==== DOCUMENT EXCERPT ====

This document defines how you measure LLM quality and prevent regressions.

## 1. Goals
- Detect prompt/model regressions before production.
- Track accuracy, safety, latency, and cost over time.
- Provide a repeatable path for improving prompts and RAG.

## 2. Eval Suite Types
Mix 3 layers depending on archetype:
1. **Unit evals (offline, deterministic)**
   - Small golden set, strict expected outputs.
2. **Integration evals (offline, realistic)**
   - Full pipeline including retrieval, tools, and post‑processing.
3. **Online evals (production, controlled)**
   - Shadow runs, A/B, canary prompts, RUM‑style metrics.

## 3. Datasets
- Maintain **versioned eval datasets** with:
  - input,
  - expected output or rubric,
  - metadata (domain, difficulty, edge cases).
- Include adversarial cases:
  - prompt injection,
  - ambiguous queries,
  - long/noisy inputs,
  - PII‑rich inputs (to test redaction).

==== ENTRIES SHOWN ====

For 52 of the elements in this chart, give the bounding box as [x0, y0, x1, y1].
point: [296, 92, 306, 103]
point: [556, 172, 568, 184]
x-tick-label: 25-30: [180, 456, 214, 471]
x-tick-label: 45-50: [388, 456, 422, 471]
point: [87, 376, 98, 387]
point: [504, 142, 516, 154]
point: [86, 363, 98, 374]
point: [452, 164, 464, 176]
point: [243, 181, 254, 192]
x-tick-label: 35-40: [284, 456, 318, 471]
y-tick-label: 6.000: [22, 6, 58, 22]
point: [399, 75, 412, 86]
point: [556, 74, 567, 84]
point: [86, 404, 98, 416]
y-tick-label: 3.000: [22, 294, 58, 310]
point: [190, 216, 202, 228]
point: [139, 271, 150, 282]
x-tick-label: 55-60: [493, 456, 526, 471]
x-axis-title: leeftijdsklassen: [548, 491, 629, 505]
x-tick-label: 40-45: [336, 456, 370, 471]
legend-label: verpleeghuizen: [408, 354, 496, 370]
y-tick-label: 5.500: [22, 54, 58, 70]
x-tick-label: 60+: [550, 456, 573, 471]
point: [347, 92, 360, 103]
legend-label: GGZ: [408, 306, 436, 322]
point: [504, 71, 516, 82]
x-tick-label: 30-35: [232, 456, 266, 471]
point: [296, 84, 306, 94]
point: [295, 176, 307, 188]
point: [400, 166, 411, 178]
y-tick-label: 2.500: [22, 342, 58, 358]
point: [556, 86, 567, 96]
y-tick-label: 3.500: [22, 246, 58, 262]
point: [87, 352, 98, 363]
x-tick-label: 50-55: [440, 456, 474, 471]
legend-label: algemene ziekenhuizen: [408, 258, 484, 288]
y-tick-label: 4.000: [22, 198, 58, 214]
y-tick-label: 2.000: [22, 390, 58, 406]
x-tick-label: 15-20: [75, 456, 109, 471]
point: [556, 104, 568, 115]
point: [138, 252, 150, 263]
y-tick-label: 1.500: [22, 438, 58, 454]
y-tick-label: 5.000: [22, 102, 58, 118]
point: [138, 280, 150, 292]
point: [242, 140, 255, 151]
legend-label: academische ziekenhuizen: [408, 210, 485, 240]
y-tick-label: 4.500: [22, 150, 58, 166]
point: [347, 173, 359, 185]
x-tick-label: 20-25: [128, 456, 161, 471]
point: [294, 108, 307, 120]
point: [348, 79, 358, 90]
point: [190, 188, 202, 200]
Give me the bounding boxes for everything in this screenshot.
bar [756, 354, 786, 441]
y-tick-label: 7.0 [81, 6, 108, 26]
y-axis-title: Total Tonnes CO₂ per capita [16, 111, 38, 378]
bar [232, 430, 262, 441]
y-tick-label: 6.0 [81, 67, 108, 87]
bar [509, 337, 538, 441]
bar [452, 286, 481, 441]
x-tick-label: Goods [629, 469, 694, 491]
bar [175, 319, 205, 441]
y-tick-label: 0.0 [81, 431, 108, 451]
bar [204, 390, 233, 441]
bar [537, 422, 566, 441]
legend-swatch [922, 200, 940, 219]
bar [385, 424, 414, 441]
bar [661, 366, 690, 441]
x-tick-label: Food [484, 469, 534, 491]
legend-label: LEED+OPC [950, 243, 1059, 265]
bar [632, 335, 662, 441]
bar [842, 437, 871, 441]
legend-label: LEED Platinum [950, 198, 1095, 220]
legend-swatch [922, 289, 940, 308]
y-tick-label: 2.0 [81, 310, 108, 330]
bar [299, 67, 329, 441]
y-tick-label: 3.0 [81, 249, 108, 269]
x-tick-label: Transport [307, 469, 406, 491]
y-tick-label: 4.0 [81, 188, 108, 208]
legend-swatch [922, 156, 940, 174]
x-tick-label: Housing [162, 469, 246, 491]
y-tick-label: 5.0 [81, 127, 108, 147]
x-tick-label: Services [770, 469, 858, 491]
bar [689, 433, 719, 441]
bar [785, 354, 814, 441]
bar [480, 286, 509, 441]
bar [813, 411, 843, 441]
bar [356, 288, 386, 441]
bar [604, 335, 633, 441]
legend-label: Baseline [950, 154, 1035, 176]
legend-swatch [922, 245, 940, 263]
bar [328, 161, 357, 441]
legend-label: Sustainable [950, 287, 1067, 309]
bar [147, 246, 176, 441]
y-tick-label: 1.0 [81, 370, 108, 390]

====

_USING THE INFORMATION_
A. Using the LLM evaluation document, decide whether each statement agrees with it, answering yes or no and quoting the words that decide it: (i) Unit evals use a small golden set with strict expected outputs. (ii) Integration evals leave out retrieval. (iii) PII-rich inputs are included in order to test redaction.
B. Write the next section of the LLM evaluation document, starting right after its list of adversarial cases.
None of this work draws on the items.

_ACTIVITY ANSWERS_
A.
(i) Yes: "Small golden set, strict expected outputs."
(ii) No: "Full pipeline including retrieval, tools, and post‑processing."
(iii) Yes: "PII‑rich inputs (to test redaction)."

B.
## 4. Metrics (suggested)
Choose per archetype:
- **Task quality:** accuracy/F1, exact‑match, rubric score, human preference rate.
- **Safety:** refusal correctness, policy violations, PII leakage rate.
- **Robustness:** format‑valid rate, tool‑call correctness, retry rate.
- **Performance:** p50/p95 latency, tokens in/out, cost per task.

## 5. Regression Policy
- Every prompt or model change must run evals.
- Define gates:
  - no safety regressions,
  - quality must improve or stay within tolerance,
  - latency/cost budgets respected.
- If a gate fails: block rollout or require explicit override in `RECOMMENDATIONS.md`.

## 6. Human Review Loop
- For tasks without ground truth, use rubric‑based human grading.
- Sample strategy:
  - new prompt versions → 100% review on small batch,
  - stable versions → periodic audits.

## 7. Logging for Evals
- Store eval runs with:
  - prompt version,
  - model/provider version,
  - retrieval config version (if used),
  - inputs/outputs,
  - metrics + artifacts.

## 8. Open Questions to Lock in Phase 1
- Where datasets live (repo vs storage)?
- Which metrics are hard gates for MVP?
- Online eval strategy (shadow vs A/B) and sample sizes?